Repeat every line exactly, keeping the pictures out of the copy.

**********

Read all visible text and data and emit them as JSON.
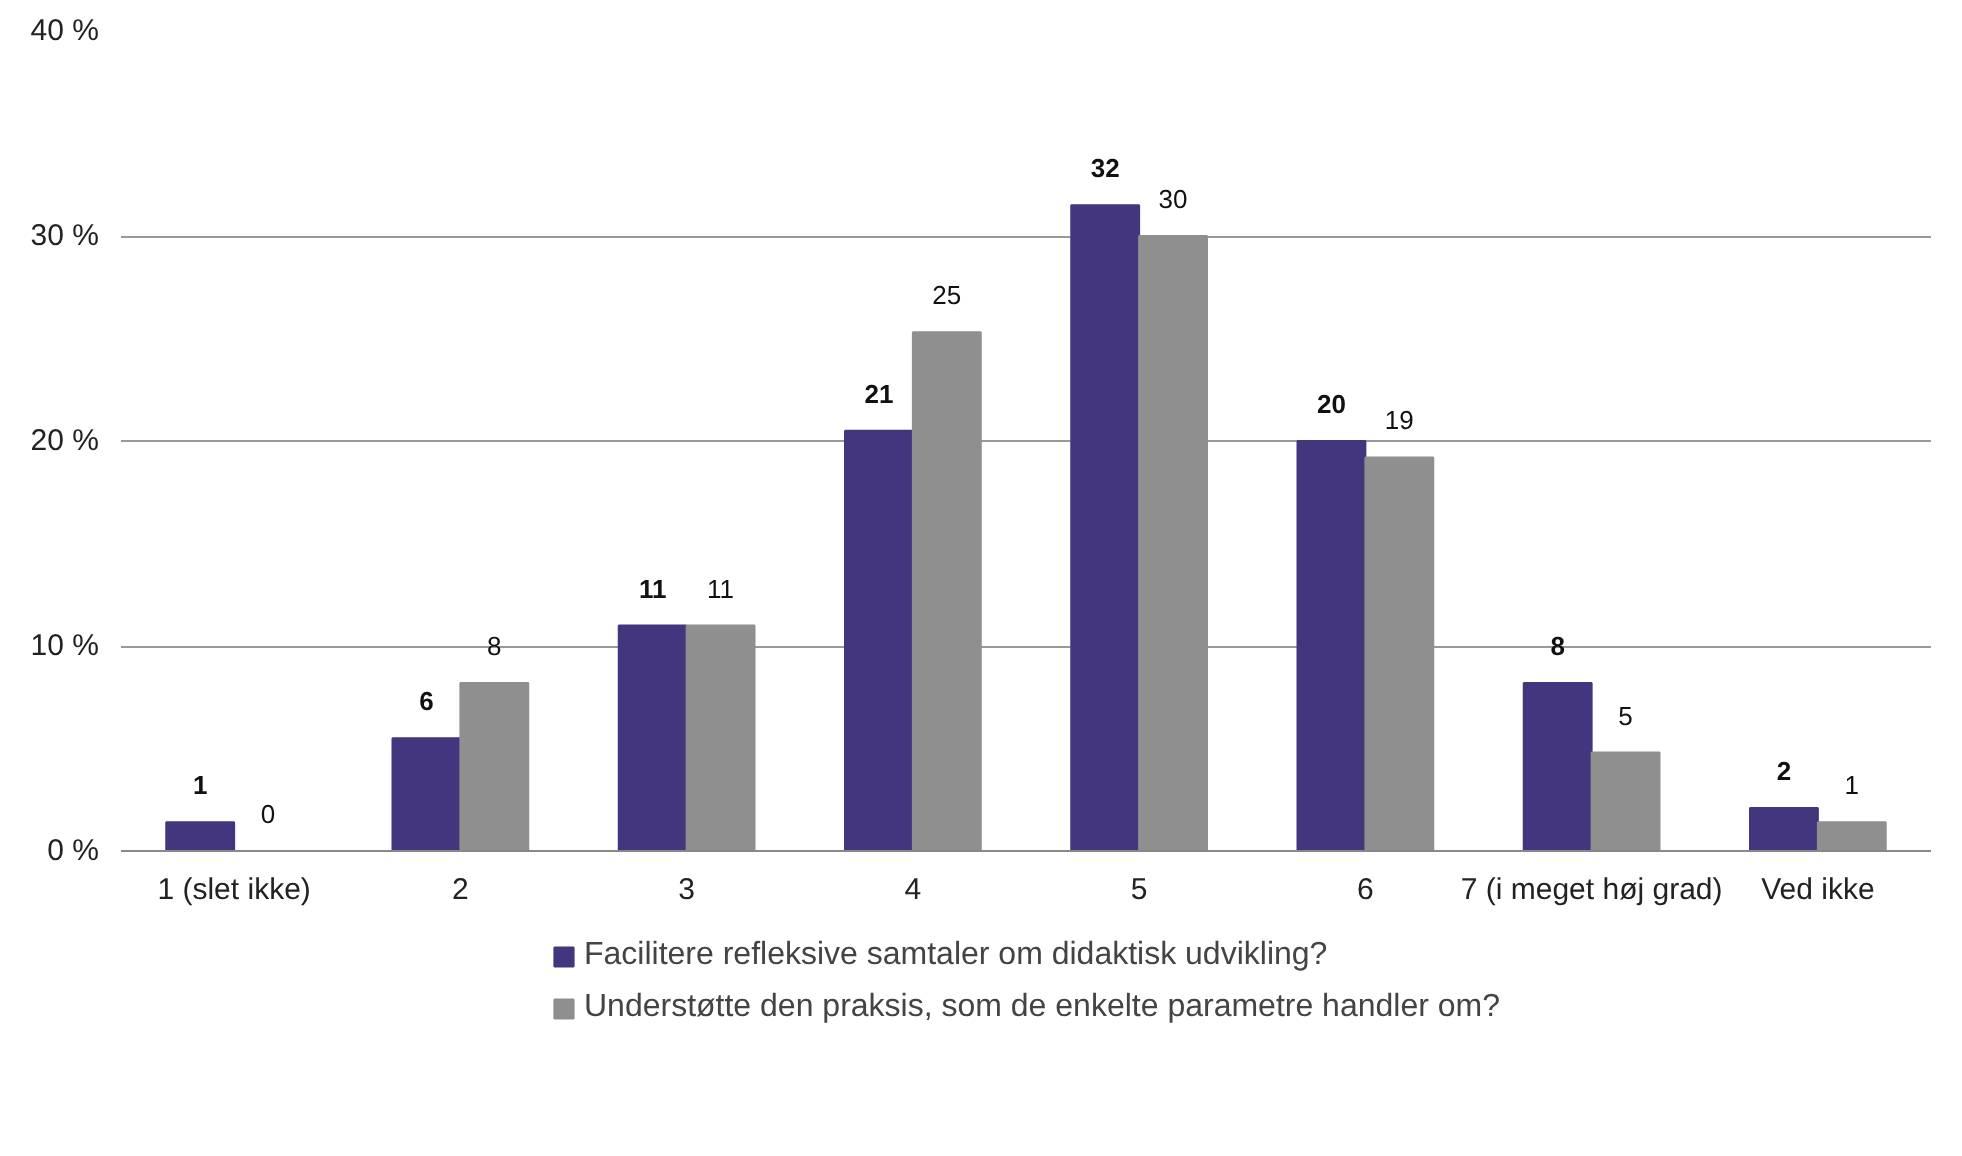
{
  "chart_data": {
    "type": "bar",
    "categories": [
      "1 (slet ikke)",
      "2",
      "3",
      "4",
      "5",
      "6",
      "7 (i meget høj grad)",
      "Ved ikke"
    ],
    "series": [
      {
        "name": "Facilitere refleksive samtaler om didaktisk udvikling?",
        "color": "#43367f",
        "values": [
          1.4,
          5.5,
          11,
          20.5,
          31.5,
          20,
          8.2,
          2.1
        ],
        "value_labels": [
          "1",
          "6",
          "11",
          "21",
          "32",
          "20",
          "8",
          "2"
        ]
      },
      {
        "name": "Understøtte den praksis, som de enkelte parametre handler om?",
        "color": "#8f8f8f",
        "values": [
          0,
          8.2,
          11,
          25.3,
          30,
          19.2,
          4.8,
          1.4
        ],
        "value_labels": [
          "0",
          "8",
          "11",
          "25",
          "30",
          "19",
          "5",
          "1"
        ]
      }
    ],
    "ylim": [
      0,
      40
    ],
    "yticks": [
      {
        "value": 0,
        "label": "0 %"
      },
      {
        "value": 10,
        "label": "10 %"
      },
      {
        "value": 20,
        "label": "20 %"
      },
      {
        "value": 30,
        "label": "30 %"
      },
      {
        "value": 40,
        "label": "40 %"
      }
    ],
    "grid": "y",
    "legend": "bottom"
  }
}
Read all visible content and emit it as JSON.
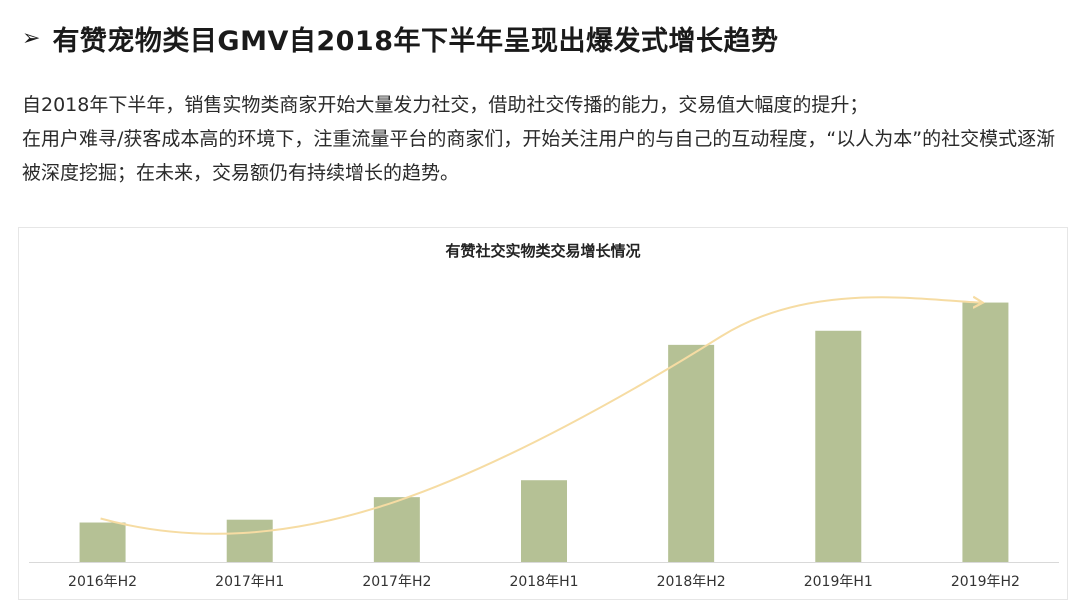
{
  "heading": {
    "arrow": "➢",
    "title": "有赞宠物类目GMV自2018年下半年呈现出爆发式增长趋势"
  },
  "description": {
    "line1": "自2018年下半年，销售实物类商家开始大量发力社交，借助社交传播的能力，交易值大幅度的提升；",
    "line2": "在用户难寻/获客成本高的环境下，注重流量平台的商家们，开始关注用户的与自己的互动程度，“以人为本”的社交模式逐渐被深度挖掘；在未来，交易额仍有持续增长的趋势。"
  },
  "colors": {
    "bar": "#b5c195",
    "trend": "#f6dca3",
    "axis": "#d9d9d9"
  },
  "chart_data": {
    "type": "bar",
    "title": "有赞社交实物类交易增长情况",
    "categories": [
      "2016年H2",
      "2017年H1",
      "2017年H2",
      "2018年H1",
      "2018年H2",
      "2019年H1",
      "2019年H2"
    ],
    "values": [
      14,
      15,
      23,
      29,
      77,
      82,
      92
    ],
    "ylim": [
      0,
      100
    ],
    "yaxis_shown": false,
    "grid": false,
    "trend_arrow": true
  }
}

**********

TASK SOLUTION:
Read all visible text and data and emit them as JSON.
{
  "chart_data": {
    "type": "bar",
    "categories": [
      "1 (slet ikke)",
      "2",
      "3",
      "4",
      "5",
      "6",
      "7 (i meget høj grad)",
      "Ved ikke"
    ],
    "series": [
      {
        "name": "Facilitere refleksive samtaler om didaktisk udvikling?",
        "color": "#43367f",
        "values": [
          1.4,
          5.5,
          11,
          20.5,
          31.5,
          20,
          8.2,
          2.1
        ],
        "value_labels": [
          "1",
          "6",
          "11",
          "21",
          "32",
          "20",
          "8",
          "2"
        ]
      },
      {
        "name": "Understøtte den praksis, som de enkelte parametre handler om?",
        "color": "#8f8f8f",
        "values": [
          0,
          8.2,
          11,
          25.3,
          30,
          19.2,
          4.8,
          1.4
        ],
        "value_labels": [
          "0",
          "8",
          "11",
          "25",
          "30",
          "19",
          "5",
          "1"
        ]
      }
    ],
    "ylim": [
      0,
      40
    ],
    "yticks": [
      {
        "value": 0,
        "label": "0 %"
      },
      {
        "value": 10,
        "label": "10 %"
      },
      {
        "value": 20,
        "label": "20 %"
      },
      {
        "value": 30,
        "label": "30 %"
      },
      {
        "value": 40,
        "label": "40 %"
      }
    ],
    "grid": "y",
    "legend": "bottom"
  }
}
Read all visible content and emit it as JSON.
{
  "heading": {
    "arrow": "➢",
    "title": "有赞宠物类目GMV自2018年下半年呈现出爆发式增长趋势"
  },
  "description": {
    "line1": "自2018年下半年，销售实物类商家开始大量发力社交，借助社交传播的能力，交易值大幅度的提升；",
    "line2": "在用户难寻/获客成本高的环境下，注重流量平台的商家们，开始关注用户的与自己的互动程度，“以人为本”的社交模式逐渐被深度挖掘；在未来，交易额仍有持续增长的趋势。"
  },
  "colors": {
    "bar": "#b5c195",
    "trend": "#f6dca3",
    "axis": "#d9d9d9"
  },
  "chart_data": {
    "type": "bar",
    "title": "有赞社交实物类交易增长情况",
    "categories": [
      "2016年H2",
      "2017年H1",
      "2017年H2",
      "2018年H1",
      "2018年H2",
      "2019年H1",
      "2019年H2"
    ],
    "values": [
      14,
      15,
      23,
      29,
      77,
      82,
      92
    ],
    "ylim": [
      0,
      100
    ],
    "yaxis_shown": false,
    "grid": false,
    "trend_arrow": true
  }
}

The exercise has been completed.